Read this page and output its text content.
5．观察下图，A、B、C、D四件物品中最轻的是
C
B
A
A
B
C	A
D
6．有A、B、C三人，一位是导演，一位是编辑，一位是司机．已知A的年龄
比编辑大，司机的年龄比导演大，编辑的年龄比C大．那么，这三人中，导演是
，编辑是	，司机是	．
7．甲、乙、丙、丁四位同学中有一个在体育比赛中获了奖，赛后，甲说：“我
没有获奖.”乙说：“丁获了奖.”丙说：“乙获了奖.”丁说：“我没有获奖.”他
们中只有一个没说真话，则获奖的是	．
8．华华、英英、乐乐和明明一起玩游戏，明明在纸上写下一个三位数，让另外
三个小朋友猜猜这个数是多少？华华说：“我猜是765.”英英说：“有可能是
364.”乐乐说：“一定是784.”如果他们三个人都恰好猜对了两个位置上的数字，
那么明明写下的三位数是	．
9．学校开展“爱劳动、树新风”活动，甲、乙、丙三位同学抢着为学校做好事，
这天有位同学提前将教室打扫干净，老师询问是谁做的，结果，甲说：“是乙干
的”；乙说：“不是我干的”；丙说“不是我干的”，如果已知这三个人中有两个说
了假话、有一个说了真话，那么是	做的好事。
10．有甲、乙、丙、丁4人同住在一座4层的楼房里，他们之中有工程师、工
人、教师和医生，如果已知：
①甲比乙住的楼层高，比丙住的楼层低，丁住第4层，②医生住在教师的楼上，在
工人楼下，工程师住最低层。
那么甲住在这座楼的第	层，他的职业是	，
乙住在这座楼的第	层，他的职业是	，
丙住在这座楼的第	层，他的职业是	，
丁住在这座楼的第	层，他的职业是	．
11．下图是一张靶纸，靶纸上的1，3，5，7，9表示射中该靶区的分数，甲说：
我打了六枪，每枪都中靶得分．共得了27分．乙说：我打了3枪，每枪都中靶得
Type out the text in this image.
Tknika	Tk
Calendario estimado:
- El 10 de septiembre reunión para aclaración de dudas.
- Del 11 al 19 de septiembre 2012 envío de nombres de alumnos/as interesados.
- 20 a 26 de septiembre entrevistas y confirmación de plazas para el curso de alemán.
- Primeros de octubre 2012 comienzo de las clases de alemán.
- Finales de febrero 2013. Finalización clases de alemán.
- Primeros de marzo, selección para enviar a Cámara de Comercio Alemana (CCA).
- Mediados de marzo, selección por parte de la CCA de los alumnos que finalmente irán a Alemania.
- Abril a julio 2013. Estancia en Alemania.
---------------
#### Goal of the exercise:
Select every line where the word "Primeros" occurs.

#### Answer to the problem:
- Primeros de octubre 2012 comienzo de las clases de alemán.
- Primeros de marzo, selección para enviar a Cámara de Comercio Alemana (CCA).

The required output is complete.